Stored entries
- - -

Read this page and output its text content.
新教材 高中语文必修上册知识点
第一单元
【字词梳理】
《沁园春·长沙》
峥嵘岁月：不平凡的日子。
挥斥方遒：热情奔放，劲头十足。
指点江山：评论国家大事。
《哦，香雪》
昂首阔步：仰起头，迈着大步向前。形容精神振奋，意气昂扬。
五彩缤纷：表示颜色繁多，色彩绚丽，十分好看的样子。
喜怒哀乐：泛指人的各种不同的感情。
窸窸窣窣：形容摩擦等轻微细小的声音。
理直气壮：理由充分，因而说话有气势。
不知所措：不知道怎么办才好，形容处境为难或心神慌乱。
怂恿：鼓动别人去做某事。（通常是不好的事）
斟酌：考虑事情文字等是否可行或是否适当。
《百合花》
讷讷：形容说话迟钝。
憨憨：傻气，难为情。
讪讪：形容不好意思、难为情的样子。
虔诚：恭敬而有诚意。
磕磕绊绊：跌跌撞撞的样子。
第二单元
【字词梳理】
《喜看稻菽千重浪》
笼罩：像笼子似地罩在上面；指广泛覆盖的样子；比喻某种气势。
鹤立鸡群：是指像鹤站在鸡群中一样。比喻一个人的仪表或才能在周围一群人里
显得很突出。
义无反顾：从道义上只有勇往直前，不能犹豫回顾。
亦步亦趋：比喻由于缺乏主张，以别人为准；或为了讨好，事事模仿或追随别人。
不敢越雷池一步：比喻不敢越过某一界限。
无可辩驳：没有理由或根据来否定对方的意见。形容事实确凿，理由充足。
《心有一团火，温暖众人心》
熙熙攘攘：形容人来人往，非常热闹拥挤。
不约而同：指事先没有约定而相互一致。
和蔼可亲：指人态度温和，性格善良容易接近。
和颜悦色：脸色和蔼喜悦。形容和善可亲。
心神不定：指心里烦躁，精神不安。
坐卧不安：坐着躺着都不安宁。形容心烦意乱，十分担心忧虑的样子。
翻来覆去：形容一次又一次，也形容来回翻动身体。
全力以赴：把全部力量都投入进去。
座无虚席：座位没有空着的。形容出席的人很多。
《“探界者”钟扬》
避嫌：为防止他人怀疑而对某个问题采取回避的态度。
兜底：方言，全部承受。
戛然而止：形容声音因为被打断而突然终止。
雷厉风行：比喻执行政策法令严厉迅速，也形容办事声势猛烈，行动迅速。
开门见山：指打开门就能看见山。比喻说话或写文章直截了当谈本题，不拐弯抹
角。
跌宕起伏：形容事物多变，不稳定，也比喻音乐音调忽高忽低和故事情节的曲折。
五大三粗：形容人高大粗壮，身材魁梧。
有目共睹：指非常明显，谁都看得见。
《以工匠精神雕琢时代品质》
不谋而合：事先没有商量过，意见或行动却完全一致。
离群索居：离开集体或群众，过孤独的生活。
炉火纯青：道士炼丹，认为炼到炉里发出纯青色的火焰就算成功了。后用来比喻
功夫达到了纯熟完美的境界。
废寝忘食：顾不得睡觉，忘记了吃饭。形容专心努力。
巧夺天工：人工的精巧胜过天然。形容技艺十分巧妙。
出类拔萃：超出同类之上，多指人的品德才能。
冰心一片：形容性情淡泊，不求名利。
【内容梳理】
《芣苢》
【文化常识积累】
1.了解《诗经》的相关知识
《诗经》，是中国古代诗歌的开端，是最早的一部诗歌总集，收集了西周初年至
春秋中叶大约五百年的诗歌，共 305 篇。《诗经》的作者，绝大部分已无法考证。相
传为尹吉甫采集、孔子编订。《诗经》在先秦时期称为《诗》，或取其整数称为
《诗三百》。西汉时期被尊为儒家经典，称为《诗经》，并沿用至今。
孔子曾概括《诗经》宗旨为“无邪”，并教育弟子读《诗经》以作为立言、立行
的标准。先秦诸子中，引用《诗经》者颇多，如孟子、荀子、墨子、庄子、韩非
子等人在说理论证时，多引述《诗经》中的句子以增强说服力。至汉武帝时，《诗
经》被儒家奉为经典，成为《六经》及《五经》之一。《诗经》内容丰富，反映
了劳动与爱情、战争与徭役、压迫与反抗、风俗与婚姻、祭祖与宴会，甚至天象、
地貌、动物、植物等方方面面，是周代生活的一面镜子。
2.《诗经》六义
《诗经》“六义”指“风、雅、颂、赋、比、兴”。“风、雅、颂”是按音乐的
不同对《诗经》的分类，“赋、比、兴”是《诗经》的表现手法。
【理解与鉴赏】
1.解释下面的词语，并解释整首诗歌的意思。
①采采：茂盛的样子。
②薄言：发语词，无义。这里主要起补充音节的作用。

- - -

__What to do__:
Reproduce the full listing above, character for character.

__Response__:
Read this page and output its text content.
新教材 高中语文必修上册知识点
第一单元
【字词梳理】
《沁园春·长沙》
峥嵘岁月：不平凡的日子。
挥斥方遒：热情奔放，劲头十足。
指点江山：评论国家大事。
《哦，香雪》
昂首阔步：仰起头，迈着大步向前。形容精神振奋，意气昂扬。
五彩缤纷：表示颜色繁多，色彩绚丽，十分好看的样子。
喜怒哀乐：泛指人的各种不同的感情。
窸窸窣窣：形容摩擦等轻微细小的声音。
理直气壮：理由充分，因而说话有气势。
不知所措：不知道怎么办才好，形容处境为难或心神慌乱。
怂恿：鼓动别人去做某事。（通常是不好的事）
斟酌：考虑事情文字等是否可行或是否适当。
《百合花》
讷讷：形容说话迟钝。
憨憨：傻气，难为情。
讪讪：形容不好意思、难为情的样子。
虔诚：恭敬而有诚意。
磕磕绊绊：跌跌撞撞的样子。
第二单元
【字词梳理】
《喜看稻菽千重浪》
笼罩：像笼子似地罩在上面；指广泛覆盖的样子；比喻某种气势。
鹤立鸡群：是指像鹤站在鸡群中一样。比喻一个人的仪表或才能在周围一群人里
显得很突出。
义无反顾：从道义上只有勇往直前，不能犹豫回顾。
亦步亦趋：比喻由于缺乏主张，以别人为准；或为了讨好，事事模仿或追随别人。
不敢越雷池一步：比喻不敢越过某一界限。
无可辩驳：没有理由或根据来否定对方的意见。形容事实确凿，理由充足。
《心有一团火，温暖众人心》
熙熙攘攘：形容人来人往，非常热闹拥挤。
不约而同：指事先没有约定而相互一致。
和蔼可亲：指人态度温和，性格善良容易接近。
和颜悦色：脸色和蔼喜悦。形容和善可亲。
心神不定：指心里烦躁，精神不安。
坐卧不安：坐着躺着都不安宁。形容心烦意乱，十分担心忧虑的样子。
翻来覆去：形容一次又一次，也形容来回翻动身体。
全力以赴：把全部力量都投入进去。
座无虚席：座位没有空着的。形容出席的人很多。
《“探界者”钟扬》
避嫌：为防止他人怀疑而对某个问题采取回避的态度。
兜底：方言，全部承受。
戛然而止：形容声音因为被打断而突然终止。
雷厉风行：比喻执行政策法令严厉迅速，也形容办事声势猛烈，行动迅速。
开门见山：指打开门就能看见山。比喻说话或写文章直截了当谈本题，不拐弯抹
角。
跌宕起伏：形容事物多变，不稳定，也比喻音乐音调忽高忽低和故事情节的曲折。
五大三粗：形容人高大粗壮，身材魁梧。
有目共睹：指非常明显，谁都看得见。
《以工匠精神雕琢时代品质》
不谋而合：事先没有商量过，意见或行动却完全一致。
离群索居：离开集体或群众，过孤独的生活。
炉火纯青：道士炼丹，认为炼到炉里发出纯青色的火焰就算成功了。后用来比喻
功夫达到了纯熟完美的境界。
废寝忘食：顾不得睡觉，忘记了吃饭。形容专心努力。
巧夺天工：人工的精巧胜过天然。形容技艺十分巧妙。
出类拔萃：超出同类之上，多指人的品德才能。
冰心一片：形容性情淡泊，不求名利。
【内容梳理】
《芣苢》
【文化常识积累】
1.了解《诗经》的相关知识
《诗经》，是中国古代诗歌的开端，是最早的一部诗歌总集，收集了西周初年至
春秋中叶大约五百年的诗歌，共 305 篇。《诗经》的作者，绝大部分已无法考证。相
传为尹吉甫采集、孔子编订。《诗经》在先秦时期称为《诗》，或取其整数称为
《诗三百》。西汉时期被尊为儒家经典，称为《诗经》，并沿用至今。
孔子曾概括《诗经》宗旨为“无邪”，并教育弟子读《诗经》以作为立言、立行
的标准。先秦诸子中，引用《诗经》者颇多，如孟子、荀子、墨子、庄子、韩非
子等人在说理论证时，多引述《诗经》中的句子以增强说服力。至汉武帝时，《诗
经》被儒家奉为经典，成为《六经》及《五经》之一。《诗经》内容丰富，反映
了劳动与爱情、战争与徭役、压迫与反抗、风俗与婚姻、祭祖与宴会，甚至天象、
地貌、动物、植物等方方面面，是周代生活的一面镜子。
2.《诗经》六义
《诗经》“六义”指“风、雅、颂、赋、比、兴”。“风、雅、颂”是按音乐的
不同对《诗经》的分类，“赋、比、兴”是《诗经》的表现手法。
【理解与鉴赏】
1.解释下面的词语，并解释整首诗歌的意思。
①采采：茂盛的样子。
②薄言：发语词，无义。这里主要起补充音节的作用。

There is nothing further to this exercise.